◆ **To be done**:
Extract every line of the material that holds the string "text".

◆ **Information provided**:
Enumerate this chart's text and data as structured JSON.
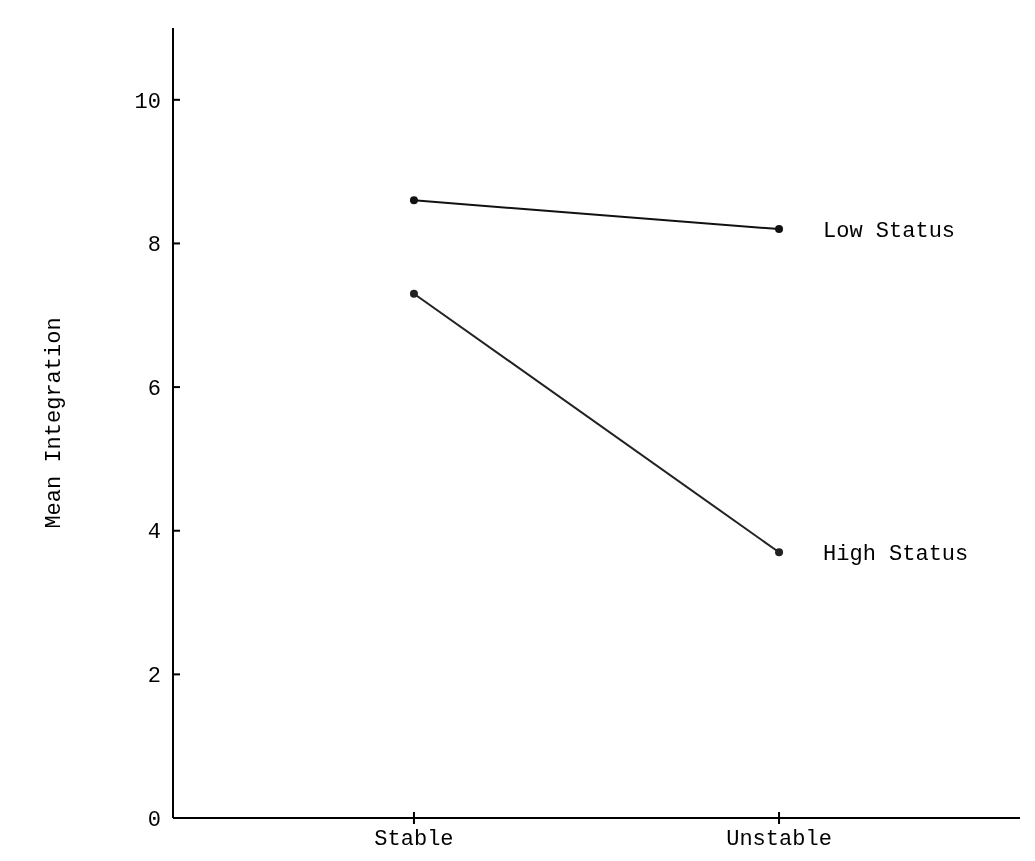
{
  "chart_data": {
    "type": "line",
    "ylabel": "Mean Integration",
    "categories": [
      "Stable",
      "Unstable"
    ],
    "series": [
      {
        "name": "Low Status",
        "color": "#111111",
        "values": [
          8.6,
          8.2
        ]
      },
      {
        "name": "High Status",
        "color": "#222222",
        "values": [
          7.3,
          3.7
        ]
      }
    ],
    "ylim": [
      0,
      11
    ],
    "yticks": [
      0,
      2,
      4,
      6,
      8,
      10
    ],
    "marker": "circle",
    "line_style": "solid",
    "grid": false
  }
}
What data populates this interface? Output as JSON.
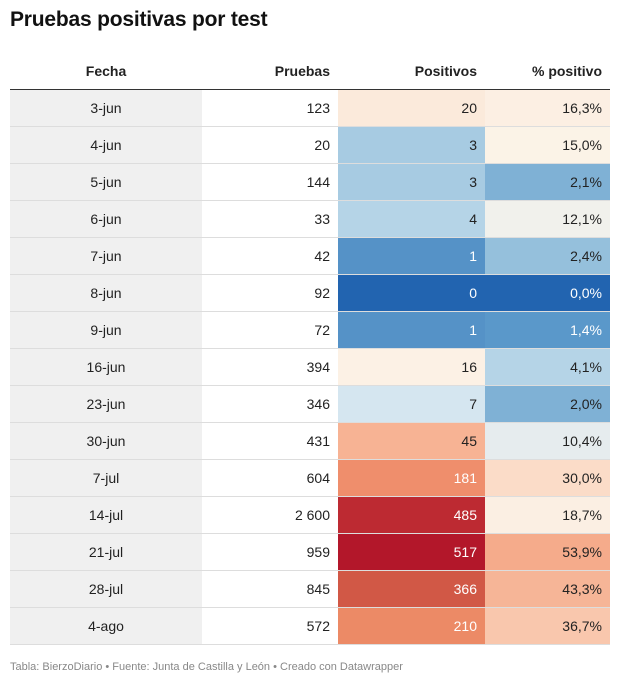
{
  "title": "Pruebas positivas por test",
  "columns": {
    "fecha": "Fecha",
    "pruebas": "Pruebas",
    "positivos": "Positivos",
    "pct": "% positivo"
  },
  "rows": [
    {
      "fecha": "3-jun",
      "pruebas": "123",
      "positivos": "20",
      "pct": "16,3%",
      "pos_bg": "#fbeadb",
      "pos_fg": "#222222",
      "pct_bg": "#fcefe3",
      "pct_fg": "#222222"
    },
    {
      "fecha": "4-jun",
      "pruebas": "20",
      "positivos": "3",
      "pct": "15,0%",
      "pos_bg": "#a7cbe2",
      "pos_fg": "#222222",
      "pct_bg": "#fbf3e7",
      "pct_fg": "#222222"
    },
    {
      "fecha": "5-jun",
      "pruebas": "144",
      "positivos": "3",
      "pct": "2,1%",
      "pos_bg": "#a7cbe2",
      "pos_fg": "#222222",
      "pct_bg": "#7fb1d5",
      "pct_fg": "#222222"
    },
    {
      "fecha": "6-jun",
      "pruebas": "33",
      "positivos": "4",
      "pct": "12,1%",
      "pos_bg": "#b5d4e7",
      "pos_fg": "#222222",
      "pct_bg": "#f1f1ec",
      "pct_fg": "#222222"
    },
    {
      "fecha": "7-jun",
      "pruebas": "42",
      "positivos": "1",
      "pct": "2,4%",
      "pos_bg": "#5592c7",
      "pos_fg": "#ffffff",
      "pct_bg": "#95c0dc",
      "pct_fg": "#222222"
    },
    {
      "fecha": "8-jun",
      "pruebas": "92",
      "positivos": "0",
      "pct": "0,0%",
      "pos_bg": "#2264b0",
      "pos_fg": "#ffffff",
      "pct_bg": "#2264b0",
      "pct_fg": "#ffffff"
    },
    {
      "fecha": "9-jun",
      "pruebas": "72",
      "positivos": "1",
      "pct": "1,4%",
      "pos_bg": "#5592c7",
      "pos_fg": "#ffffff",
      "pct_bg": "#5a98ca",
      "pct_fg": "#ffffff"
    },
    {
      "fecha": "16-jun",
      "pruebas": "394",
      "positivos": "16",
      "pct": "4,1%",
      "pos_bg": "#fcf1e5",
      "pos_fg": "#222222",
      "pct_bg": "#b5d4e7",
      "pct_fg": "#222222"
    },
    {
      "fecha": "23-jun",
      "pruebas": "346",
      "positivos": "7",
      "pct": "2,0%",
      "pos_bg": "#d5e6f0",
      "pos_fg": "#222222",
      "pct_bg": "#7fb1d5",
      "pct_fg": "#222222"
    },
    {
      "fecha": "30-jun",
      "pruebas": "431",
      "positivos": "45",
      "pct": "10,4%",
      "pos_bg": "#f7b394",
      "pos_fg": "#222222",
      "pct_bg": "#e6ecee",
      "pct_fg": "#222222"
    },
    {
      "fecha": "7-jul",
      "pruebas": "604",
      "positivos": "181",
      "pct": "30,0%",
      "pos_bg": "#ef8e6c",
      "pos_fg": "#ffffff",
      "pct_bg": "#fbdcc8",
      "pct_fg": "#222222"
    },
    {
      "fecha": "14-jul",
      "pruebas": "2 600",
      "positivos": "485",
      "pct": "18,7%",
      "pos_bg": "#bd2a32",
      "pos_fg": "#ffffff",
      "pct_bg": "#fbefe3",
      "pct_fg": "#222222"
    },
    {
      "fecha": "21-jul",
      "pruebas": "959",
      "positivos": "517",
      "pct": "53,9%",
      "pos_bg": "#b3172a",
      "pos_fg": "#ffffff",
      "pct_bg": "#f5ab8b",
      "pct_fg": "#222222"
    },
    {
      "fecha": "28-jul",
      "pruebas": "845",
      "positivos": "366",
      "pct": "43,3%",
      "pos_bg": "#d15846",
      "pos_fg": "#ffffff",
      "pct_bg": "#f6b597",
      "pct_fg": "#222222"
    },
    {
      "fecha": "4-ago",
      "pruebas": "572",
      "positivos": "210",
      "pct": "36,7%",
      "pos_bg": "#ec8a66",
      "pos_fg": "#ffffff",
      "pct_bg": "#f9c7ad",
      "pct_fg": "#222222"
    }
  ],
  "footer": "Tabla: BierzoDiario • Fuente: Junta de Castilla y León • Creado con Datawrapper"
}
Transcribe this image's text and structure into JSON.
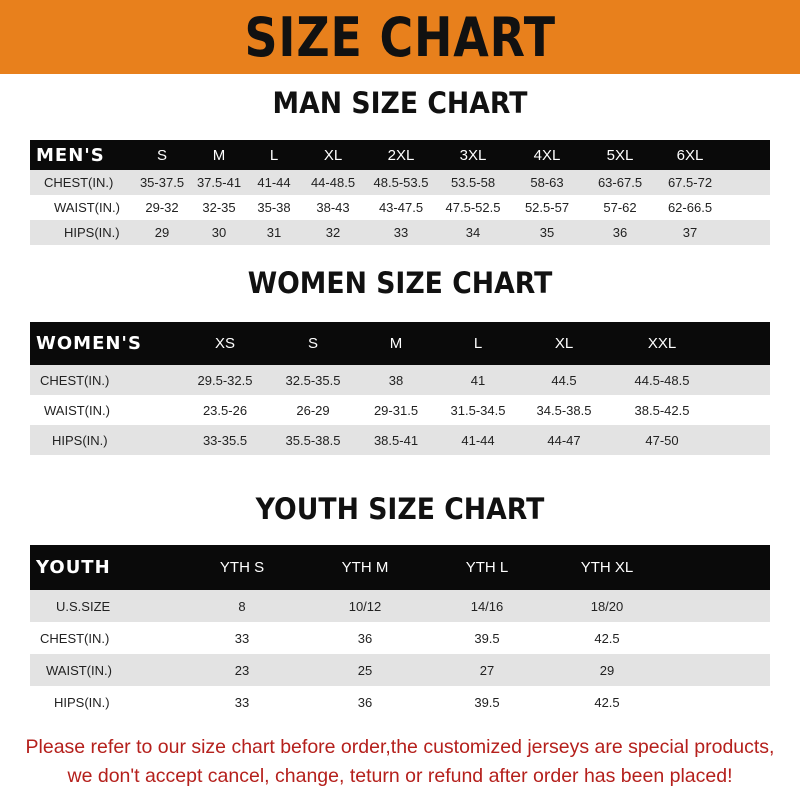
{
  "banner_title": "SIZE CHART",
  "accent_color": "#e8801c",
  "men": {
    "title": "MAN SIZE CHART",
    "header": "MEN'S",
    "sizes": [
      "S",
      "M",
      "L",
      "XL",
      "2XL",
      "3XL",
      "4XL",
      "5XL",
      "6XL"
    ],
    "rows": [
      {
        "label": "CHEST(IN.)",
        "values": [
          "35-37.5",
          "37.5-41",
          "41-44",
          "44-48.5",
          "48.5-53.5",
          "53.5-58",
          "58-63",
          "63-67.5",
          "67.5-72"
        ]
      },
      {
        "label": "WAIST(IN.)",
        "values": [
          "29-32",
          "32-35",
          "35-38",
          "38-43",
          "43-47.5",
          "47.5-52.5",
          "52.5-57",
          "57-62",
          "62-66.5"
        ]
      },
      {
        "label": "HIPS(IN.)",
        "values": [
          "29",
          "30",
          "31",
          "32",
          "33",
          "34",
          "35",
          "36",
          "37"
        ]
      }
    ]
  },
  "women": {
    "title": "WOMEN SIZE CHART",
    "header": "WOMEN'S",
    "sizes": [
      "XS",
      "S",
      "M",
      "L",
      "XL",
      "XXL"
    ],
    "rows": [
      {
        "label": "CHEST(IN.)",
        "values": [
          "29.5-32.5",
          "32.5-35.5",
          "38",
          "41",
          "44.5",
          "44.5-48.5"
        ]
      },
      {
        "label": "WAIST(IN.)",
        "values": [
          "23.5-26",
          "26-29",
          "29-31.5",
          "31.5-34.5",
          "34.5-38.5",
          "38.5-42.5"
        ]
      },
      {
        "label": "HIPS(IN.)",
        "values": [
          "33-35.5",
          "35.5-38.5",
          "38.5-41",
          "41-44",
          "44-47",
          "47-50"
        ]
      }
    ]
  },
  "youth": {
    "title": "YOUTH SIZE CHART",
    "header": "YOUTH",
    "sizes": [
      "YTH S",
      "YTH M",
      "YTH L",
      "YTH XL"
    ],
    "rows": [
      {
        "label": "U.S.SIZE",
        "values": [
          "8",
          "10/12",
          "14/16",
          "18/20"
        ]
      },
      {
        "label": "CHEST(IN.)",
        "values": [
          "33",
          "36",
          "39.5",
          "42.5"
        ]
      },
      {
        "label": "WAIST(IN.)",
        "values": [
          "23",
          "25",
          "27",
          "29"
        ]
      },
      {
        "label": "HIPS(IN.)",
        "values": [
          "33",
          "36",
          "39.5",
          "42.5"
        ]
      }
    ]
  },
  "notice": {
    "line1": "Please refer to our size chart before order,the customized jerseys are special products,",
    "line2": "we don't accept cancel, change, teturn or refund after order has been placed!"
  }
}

◆ **Solution to this problem**:
Enumerate this chart's text and data as structured JSON.
Transcribe this image's text and structure into JSON.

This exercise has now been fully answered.